**The request:** All lines holding the string "根据运算顺序" are to be shown.

## Begin Extracted records

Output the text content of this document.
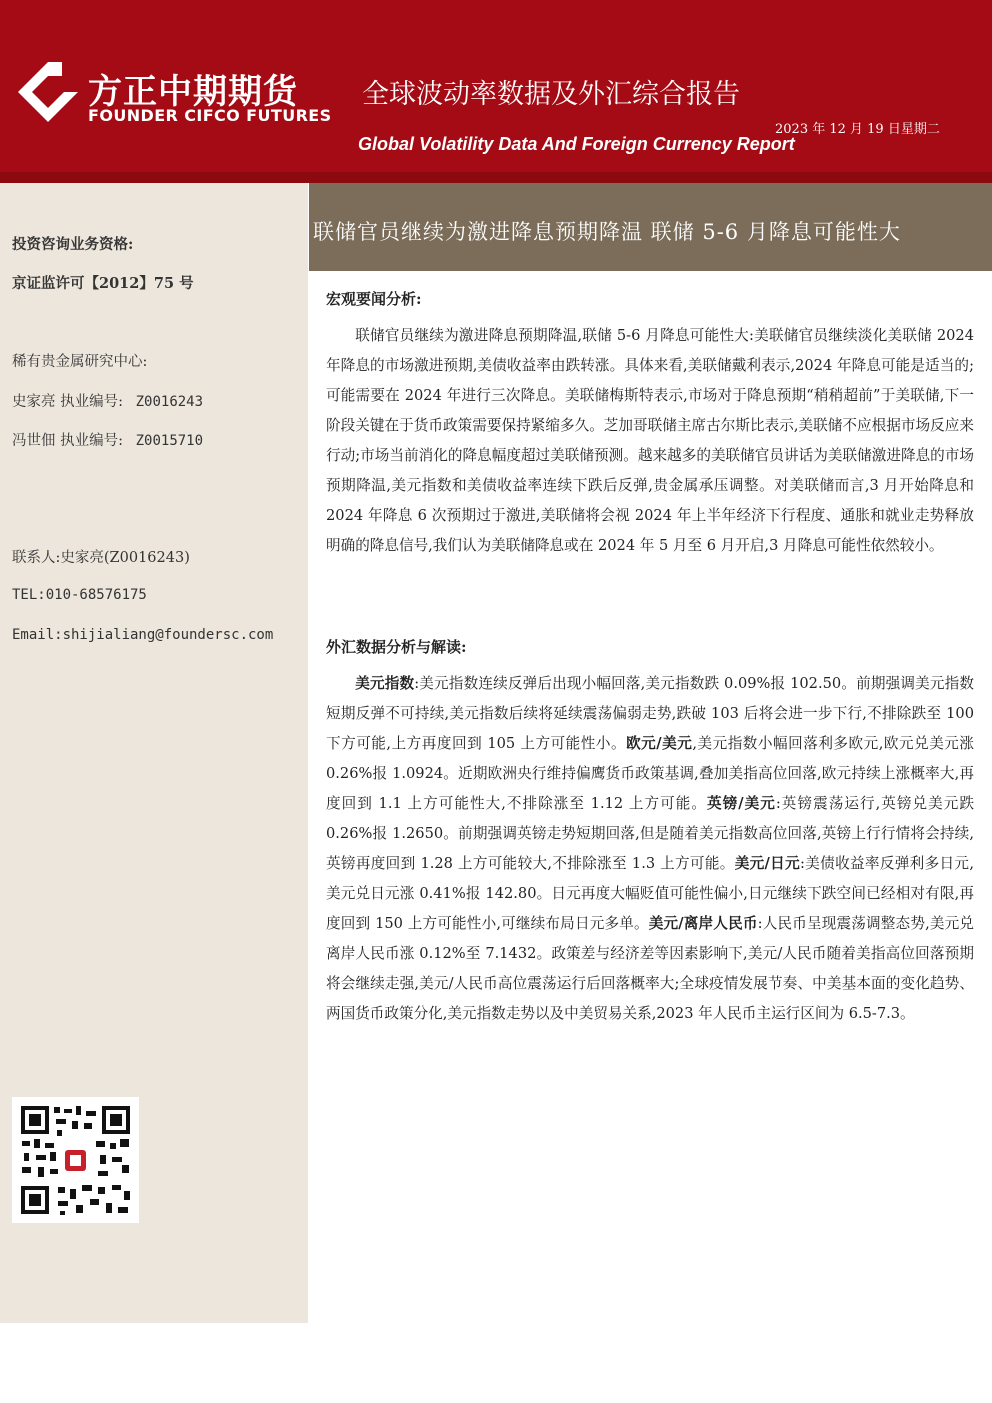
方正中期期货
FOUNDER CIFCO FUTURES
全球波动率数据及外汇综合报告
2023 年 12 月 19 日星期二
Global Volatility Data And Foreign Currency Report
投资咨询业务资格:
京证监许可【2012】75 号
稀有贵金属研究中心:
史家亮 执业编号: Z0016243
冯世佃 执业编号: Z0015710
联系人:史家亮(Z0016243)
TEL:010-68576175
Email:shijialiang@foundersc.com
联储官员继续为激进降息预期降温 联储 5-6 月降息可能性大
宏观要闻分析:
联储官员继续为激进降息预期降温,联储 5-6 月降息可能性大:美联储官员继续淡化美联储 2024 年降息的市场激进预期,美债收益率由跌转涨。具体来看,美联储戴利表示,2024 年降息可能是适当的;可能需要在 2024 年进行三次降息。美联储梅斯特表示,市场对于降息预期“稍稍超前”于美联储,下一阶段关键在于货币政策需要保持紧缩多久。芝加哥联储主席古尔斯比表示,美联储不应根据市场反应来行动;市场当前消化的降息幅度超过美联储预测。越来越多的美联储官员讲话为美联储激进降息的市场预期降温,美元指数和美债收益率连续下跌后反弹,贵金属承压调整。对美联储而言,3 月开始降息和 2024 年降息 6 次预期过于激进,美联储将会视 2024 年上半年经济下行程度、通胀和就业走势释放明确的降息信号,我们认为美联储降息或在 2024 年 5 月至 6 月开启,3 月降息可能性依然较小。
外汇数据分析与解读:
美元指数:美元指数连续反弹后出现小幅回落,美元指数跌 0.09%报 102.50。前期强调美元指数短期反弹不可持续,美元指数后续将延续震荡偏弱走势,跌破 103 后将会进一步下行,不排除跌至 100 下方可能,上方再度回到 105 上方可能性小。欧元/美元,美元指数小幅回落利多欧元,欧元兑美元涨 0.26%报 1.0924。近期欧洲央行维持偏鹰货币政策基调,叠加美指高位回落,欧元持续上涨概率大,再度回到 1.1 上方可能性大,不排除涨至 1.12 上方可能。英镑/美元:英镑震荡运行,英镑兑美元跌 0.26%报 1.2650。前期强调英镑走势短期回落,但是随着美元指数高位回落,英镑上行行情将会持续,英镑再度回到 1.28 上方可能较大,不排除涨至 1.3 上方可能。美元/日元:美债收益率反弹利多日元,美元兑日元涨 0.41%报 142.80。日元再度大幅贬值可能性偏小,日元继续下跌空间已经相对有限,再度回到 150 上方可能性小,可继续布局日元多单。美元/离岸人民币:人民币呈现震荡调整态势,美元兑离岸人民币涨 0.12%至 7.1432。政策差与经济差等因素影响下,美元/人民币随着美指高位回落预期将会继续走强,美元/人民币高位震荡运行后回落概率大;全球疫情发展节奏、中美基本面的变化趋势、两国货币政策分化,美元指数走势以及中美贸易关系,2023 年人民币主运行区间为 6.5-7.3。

## End Extracted records
## Begin Extracted records

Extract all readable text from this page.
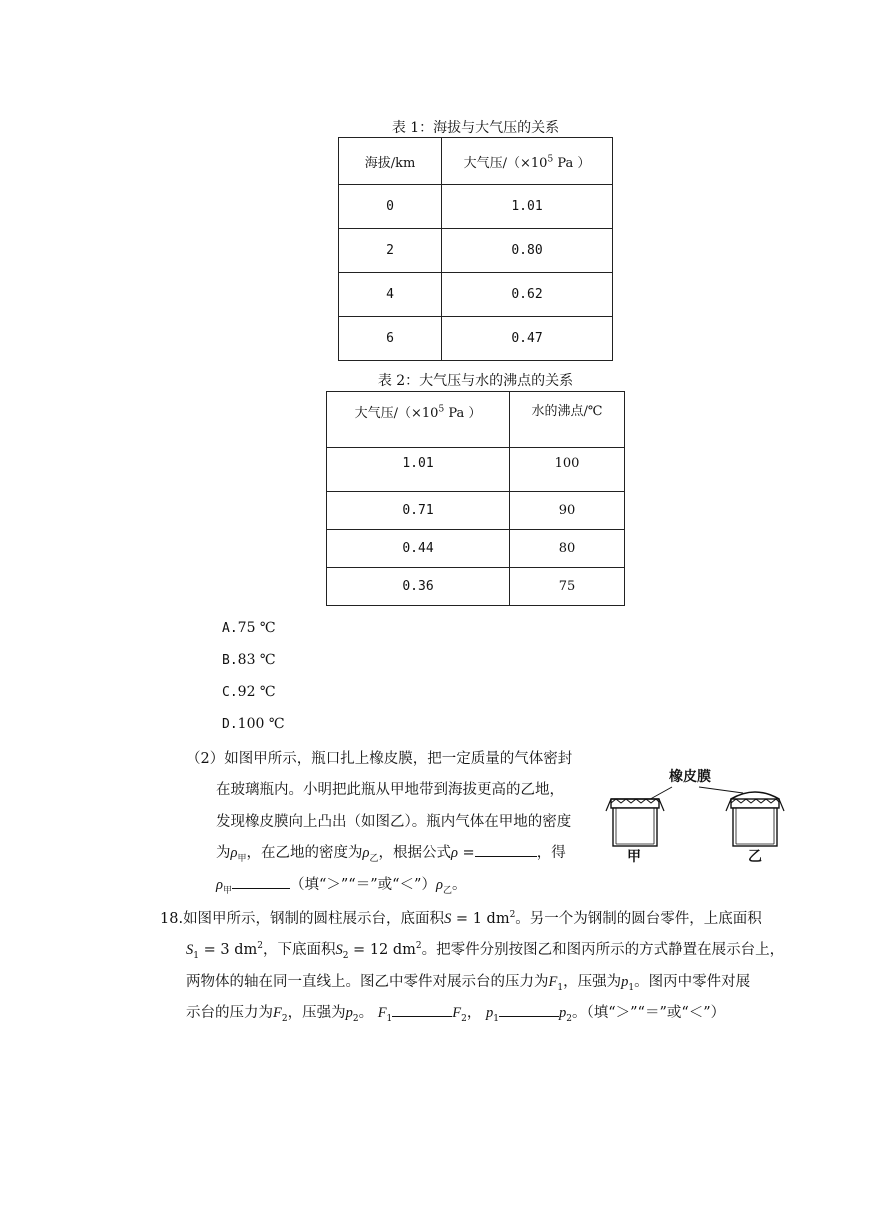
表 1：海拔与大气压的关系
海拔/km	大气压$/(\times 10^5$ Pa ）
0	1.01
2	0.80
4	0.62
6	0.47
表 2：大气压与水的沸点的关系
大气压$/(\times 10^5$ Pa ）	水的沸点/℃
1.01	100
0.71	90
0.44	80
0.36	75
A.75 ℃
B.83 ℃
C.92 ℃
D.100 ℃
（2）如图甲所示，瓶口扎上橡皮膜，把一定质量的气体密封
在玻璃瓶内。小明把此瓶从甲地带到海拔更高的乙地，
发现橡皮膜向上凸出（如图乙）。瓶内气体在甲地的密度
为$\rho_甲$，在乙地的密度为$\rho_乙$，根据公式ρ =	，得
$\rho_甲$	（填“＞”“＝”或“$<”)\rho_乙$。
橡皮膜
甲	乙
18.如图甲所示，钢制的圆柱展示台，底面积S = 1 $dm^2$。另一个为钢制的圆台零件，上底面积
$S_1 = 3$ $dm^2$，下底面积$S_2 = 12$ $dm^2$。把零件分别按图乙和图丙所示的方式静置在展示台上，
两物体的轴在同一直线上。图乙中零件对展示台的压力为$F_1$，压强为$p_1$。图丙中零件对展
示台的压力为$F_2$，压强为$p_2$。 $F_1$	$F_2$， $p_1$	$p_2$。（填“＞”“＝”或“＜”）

## End Extracted records
## Begin Extracted records

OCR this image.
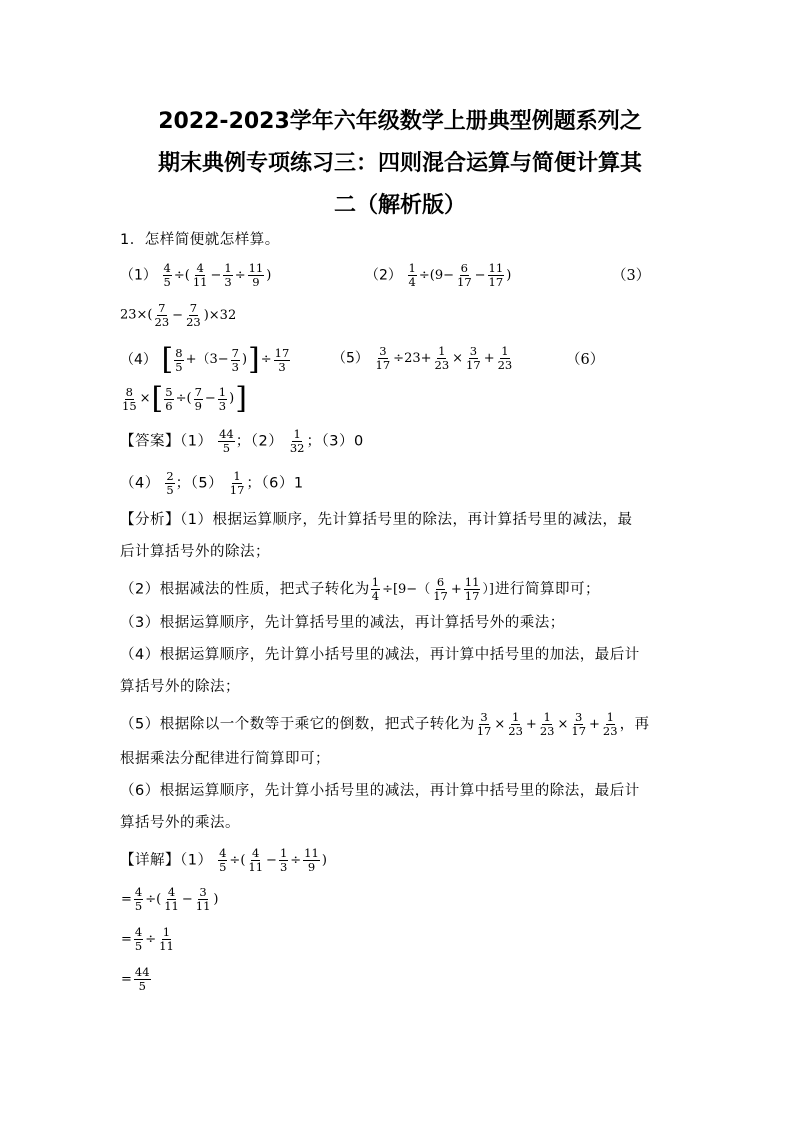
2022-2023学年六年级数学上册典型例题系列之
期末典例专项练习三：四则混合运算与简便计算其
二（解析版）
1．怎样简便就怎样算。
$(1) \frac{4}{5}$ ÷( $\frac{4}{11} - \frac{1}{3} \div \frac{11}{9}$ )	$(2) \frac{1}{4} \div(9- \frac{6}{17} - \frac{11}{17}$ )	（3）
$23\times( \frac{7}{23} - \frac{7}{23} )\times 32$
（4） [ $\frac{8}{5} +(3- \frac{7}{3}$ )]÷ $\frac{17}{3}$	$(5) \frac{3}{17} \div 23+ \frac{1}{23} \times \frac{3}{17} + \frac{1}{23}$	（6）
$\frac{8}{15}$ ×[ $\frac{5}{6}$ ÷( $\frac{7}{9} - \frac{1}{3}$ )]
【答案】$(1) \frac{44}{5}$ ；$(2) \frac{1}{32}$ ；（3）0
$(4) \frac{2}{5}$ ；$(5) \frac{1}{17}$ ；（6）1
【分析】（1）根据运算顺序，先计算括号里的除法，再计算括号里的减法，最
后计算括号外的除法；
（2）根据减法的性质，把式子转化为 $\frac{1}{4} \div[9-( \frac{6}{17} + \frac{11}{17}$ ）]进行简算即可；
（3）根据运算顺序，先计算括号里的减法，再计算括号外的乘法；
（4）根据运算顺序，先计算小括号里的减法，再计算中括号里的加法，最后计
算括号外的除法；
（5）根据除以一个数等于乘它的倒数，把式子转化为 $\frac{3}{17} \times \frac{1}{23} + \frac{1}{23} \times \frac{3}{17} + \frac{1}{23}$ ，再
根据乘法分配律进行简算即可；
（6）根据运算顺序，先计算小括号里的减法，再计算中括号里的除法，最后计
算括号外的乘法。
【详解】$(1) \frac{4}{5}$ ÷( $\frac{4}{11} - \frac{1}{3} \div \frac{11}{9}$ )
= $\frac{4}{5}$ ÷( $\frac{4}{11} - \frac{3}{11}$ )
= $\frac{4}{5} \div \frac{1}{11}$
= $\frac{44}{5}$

## End Extracted records

**Full solution:**
【分析】（1）根据运算顺序，先计算括号里的除法，再计算括号里的减法，最
（3）根据运算顺序，先计算括号里的减法，再计算括号外的乘法；
（4）根据运算顺序，先计算小括号里的减法，再计算中括号里的加法，最后计
（6）根据运算顺序，先计算小括号里的减法，再计算中括号里的除法，最后计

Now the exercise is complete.